● **What this task involves**
Search the data below for the string "title". Extract every line that contains it.
****************************************
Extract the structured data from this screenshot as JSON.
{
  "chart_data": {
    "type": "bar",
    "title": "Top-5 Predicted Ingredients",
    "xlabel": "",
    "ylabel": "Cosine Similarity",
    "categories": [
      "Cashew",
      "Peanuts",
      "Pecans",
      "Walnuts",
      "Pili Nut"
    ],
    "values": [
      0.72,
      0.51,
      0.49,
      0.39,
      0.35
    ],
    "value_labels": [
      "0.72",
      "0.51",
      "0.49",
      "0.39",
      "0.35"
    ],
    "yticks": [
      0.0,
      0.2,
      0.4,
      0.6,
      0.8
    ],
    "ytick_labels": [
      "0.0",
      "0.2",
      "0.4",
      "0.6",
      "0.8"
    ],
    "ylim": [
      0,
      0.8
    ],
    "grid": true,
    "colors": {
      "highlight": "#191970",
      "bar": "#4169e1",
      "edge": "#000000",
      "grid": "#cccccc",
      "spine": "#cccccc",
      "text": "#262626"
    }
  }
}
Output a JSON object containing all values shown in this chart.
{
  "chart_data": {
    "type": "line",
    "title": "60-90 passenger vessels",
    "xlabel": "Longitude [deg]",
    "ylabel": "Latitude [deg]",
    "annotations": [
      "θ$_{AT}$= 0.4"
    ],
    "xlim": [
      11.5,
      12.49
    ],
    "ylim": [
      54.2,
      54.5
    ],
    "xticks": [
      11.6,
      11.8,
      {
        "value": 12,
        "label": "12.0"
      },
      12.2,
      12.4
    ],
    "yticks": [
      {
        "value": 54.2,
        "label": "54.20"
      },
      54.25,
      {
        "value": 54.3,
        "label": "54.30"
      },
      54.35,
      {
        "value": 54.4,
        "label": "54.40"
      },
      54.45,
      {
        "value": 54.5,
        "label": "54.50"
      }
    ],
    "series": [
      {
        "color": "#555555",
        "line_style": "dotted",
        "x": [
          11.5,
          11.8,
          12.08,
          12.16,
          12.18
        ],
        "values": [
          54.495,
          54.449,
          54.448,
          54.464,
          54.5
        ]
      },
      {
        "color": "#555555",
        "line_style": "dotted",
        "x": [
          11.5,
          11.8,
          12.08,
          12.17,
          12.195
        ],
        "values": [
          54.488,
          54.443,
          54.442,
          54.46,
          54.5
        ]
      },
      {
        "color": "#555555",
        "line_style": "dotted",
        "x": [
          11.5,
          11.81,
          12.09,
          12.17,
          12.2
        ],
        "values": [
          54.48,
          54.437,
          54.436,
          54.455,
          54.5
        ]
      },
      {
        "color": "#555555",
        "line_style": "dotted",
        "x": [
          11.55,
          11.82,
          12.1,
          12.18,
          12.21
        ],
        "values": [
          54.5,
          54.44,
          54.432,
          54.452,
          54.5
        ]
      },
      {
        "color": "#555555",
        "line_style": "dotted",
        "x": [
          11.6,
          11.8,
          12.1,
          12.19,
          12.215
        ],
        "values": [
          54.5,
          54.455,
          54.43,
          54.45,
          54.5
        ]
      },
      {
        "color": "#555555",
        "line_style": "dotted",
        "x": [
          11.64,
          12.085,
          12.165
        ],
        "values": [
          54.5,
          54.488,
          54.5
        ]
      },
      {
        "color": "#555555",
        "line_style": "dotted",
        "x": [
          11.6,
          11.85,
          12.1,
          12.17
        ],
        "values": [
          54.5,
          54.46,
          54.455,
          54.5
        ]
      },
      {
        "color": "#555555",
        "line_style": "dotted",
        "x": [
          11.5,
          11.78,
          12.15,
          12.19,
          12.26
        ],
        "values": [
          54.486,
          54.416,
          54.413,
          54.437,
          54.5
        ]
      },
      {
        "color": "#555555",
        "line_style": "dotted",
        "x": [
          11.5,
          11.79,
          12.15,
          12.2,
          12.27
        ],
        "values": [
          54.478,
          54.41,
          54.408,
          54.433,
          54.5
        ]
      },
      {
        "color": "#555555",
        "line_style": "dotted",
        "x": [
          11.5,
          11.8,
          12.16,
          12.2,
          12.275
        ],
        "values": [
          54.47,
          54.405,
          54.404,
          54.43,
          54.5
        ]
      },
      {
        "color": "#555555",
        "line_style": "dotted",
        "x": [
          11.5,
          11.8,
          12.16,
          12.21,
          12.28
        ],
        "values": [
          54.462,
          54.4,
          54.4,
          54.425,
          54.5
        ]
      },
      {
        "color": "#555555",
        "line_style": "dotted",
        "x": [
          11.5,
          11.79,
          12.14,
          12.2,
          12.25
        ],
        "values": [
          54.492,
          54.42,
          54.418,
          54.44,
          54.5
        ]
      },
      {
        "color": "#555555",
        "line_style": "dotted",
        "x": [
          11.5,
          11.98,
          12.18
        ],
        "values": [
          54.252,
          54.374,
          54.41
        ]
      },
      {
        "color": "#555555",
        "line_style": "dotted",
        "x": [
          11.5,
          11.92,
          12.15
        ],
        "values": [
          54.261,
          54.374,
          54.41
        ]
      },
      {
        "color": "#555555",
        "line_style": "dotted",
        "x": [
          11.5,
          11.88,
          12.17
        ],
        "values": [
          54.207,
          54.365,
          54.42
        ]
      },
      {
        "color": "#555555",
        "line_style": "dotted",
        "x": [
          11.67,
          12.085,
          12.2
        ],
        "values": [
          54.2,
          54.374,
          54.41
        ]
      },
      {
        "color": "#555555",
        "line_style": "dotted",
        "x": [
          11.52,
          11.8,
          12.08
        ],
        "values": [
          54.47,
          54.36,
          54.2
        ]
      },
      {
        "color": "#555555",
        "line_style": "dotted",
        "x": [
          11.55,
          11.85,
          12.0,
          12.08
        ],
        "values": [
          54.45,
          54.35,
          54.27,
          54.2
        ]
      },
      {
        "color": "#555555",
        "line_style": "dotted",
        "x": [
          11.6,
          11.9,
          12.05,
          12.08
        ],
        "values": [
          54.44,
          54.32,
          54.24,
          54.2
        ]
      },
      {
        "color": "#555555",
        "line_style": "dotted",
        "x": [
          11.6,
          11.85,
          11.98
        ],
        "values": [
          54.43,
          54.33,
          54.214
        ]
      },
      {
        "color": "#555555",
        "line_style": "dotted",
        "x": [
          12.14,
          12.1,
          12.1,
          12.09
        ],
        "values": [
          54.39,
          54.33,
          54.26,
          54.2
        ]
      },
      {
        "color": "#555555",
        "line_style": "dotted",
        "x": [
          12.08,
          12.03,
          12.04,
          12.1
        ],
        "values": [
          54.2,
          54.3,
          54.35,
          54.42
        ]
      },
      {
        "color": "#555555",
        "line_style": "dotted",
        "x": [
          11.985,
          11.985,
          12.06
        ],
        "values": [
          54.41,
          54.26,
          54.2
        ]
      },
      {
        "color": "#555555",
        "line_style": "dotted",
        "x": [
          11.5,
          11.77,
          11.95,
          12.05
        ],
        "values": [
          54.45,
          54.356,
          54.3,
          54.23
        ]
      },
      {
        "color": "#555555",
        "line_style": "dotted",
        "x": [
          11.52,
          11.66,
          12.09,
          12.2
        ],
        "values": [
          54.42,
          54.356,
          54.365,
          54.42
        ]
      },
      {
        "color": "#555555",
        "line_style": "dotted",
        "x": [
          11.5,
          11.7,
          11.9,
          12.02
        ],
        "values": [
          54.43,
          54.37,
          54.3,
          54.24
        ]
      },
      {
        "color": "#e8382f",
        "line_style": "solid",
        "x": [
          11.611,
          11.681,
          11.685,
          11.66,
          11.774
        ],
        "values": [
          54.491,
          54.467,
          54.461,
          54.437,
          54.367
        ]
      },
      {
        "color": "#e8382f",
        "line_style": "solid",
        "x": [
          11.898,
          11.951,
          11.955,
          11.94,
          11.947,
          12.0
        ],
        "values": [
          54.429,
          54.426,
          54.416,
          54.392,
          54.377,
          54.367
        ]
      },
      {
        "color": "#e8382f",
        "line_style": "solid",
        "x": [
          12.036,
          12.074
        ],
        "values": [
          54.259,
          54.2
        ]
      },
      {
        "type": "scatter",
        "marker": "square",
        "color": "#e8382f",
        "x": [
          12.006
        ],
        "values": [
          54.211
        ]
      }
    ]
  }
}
****************************************
● **Answer to the exercise**
    "title": "Top-5 Predicted Ingredients",
    "title": "60-90 passenger vessels",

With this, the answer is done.